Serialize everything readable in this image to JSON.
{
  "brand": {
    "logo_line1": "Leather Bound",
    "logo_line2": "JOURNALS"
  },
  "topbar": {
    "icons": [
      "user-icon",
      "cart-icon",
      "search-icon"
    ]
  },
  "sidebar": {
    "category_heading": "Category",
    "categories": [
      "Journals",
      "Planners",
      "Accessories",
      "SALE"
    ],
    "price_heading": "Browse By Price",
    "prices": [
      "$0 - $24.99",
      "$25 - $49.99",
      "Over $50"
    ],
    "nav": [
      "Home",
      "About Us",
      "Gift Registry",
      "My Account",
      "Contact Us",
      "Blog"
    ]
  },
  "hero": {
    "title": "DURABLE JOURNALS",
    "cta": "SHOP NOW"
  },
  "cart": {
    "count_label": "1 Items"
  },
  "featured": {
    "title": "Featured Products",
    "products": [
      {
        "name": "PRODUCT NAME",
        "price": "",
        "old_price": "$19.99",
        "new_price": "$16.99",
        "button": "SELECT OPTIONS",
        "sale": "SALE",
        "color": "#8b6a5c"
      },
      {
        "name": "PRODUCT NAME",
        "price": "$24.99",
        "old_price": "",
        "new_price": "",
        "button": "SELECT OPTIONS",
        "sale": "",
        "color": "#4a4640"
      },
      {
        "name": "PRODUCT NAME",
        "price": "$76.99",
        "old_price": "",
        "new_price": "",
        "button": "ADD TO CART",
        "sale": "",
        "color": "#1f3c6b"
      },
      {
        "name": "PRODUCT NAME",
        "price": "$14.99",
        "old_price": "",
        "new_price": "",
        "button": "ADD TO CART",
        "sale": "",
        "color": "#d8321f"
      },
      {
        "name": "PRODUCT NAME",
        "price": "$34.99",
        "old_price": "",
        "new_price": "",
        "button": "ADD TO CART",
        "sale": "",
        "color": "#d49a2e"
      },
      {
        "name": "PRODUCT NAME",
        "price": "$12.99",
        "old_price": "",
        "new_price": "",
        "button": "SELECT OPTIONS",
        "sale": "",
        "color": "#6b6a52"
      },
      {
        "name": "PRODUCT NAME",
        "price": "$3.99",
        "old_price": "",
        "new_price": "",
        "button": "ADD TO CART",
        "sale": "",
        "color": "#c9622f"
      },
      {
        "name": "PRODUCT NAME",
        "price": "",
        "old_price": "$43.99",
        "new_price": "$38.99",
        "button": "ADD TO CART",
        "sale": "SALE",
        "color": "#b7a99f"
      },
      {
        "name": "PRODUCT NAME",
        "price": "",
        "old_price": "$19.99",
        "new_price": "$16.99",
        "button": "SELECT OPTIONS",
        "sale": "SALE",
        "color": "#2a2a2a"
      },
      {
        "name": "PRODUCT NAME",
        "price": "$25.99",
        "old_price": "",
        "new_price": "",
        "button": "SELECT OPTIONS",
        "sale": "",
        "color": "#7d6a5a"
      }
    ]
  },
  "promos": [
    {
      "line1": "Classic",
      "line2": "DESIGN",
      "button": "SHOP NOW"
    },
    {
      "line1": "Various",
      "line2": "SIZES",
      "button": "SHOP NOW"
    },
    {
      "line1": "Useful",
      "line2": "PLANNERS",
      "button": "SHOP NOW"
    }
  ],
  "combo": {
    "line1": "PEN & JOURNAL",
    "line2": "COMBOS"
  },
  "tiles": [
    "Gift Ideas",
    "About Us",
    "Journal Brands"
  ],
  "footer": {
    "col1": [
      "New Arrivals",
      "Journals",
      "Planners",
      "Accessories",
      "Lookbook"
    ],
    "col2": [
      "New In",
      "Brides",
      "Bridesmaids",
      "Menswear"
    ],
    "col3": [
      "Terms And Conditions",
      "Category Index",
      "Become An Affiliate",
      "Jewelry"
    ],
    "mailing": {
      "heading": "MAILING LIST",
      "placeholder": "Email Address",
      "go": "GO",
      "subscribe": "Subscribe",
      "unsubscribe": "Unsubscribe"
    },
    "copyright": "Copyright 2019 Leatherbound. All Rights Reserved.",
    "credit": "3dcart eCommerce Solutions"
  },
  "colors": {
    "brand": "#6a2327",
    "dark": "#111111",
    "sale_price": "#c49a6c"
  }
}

_____

**OBJECTIVE:** The lines above should be duplicated exactly.

**SOLVED PROBLEM:**
Serialize everything readable in this image to JSON.
{
  "brand": {
    "logo_line1": "Leather Bound",
    "logo_line2": "JOURNALS"
  },
  "topbar": {
    "icons": [
      "user-icon",
      "cart-icon",
      "search-icon"
    ]
  },
  "sidebar": {
    "category_heading": "Category",
    "categories": [
      "Journals",
      "Planners",
      "Accessories",
      "SALE"
    ],
    "price_heading": "Browse By Price",
    "prices": [
      "$0 - $24.99",
      "$25 - $49.99",
      "Over $50"
    ],
    "nav": [
      "Home",
      "About Us",
      "Gift Registry",
      "My Account",
      "Contact Us",
      "Blog"
    ]
  },
  "hero": {
    "title": "DURABLE JOURNALS",
    "cta": "SHOP NOW"
  },
  "cart": {
    "count_label": "1 Items"
  },
  "featured": {
    "title": "Featured Products",
    "products": [
      {
        "name": "PRODUCT NAME",
        "price": "",
        "old_price": "$19.99",
        "new_price": "$16.99",
        "button": "SELECT OPTIONS",
        "sale": "SALE",
        "color": "#8b6a5c"
      },
      {
        "name": "PRODUCT NAME",
        "price": "$24.99",
        "old_price": "",
        "new_price": "",
        "button": "SELECT OPTIONS",
        "sale": "",
        "color": "#4a4640"
      },
      {
        "name": "PRODUCT NAME",
        "price": "$76.99",
        "old_price": "",
        "new_price": "",
        "button": "ADD TO CART",
        "sale": "",
        "color": "#1f3c6b"
      },
      {
        "name": "PRODUCT NAME",
        "price": "$14.99",
        "old_price": "",
        "new_price": "",
        "button": "ADD TO CART",
        "sale": "",
        "color": "#d8321f"
      },
      {
        "name": "PRODUCT NAME",
        "price": "$34.99",
        "old_price": "",
        "new_price": "",
        "button": "ADD TO CART",
        "sale": "",
        "color": "#d49a2e"
      },
      {
        "name": "PRODUCT NAME",
        "price": "$12.99",
        "old_price": "",
        "new_price": "",
        "button": "SELECT OPTIONS",
        "sale": "",
        "color": "#6b6a52"
      },
      {
        "name": "PRODUCT NAME",
        "price": "$3.99",
        "old_price": "",
        "new_price": "",
        "button": "ADD TO CART",
        "sale": "",
        "color": "#c9622f"
      },
      {
        "name": "PRODUCT NAME",
        "price": "",
        "old_price": "$43.99",
        "new_price": "$38.99",
        "button": "ADD TO CART",
        "sale": "SALE",
        "color": "#b7a99f"
      },
      {
        "name": "PRODUCT NAME",
        "price": "",
        "old_price": "$19.99",
        "new_price": "$16.99",
        "button": "SELECT OPTIONS",
        "sale": "SALE",
        "color": "#2a2a2a"
      },
      {
        "name": "PRODUCT NAME",
        "price": "$25.99",
        "old_price": "",
        "new_price": "",
        "button": "SELECT OPTIONS",
        "sale": "",
        "color": "#7d6a5a"
      }
    ]
  },
  "promos": [
    {
      "line1": "Classic",
      "line2": "DESIGN",
      "button": "SHOP NOW"
    },
    {
      "line1": "Various",
      "line2": "SIZES",
      "button": "SHOP NOW"
    },
    {
      "line1": "Useful",
      "line2": "PLANNERS",
      "button": "SHOP NOW"
    }
  ],
  "combo": {
    "line1": "PEN & JOURNAL",
    "line2": "COMBOS"
  },
  "tiles": [
    "Gift Ideas",
    "About Us",
    "Journal Brands"
  ],
  "footer": {
    "col1": [
      "New Arrivals",
      "Journals",
      "Planners",
      "Accessories",
      "Lookbook"
    ],
    "col2": [
      "New In",
      "Brides",
      "Bridesmaids",
      "Menswear"
    ],
    "col3": [
      "Terms And Conditions",
      "Category Index",
      "Become An Affiliate",
      "Jewelry"
    ],
    "mailing": {
      "heading": "MAILING LIST",
      "placeholder": "Email Address",
      "go": "GO",
      "subscribe": "Subscribe",
      "unsubscribe": "Unsubscribe"
    },
    "copyright": "Copyright 2019 Leatherbound. All Rights Reserved.",
    "credit": "3dcart eCommerce Solutions"
  },
  "colors": {
    "brand": "#6a2327",
    "dark": "#111111",
    "sale_price": "#c49a6c"
  }
}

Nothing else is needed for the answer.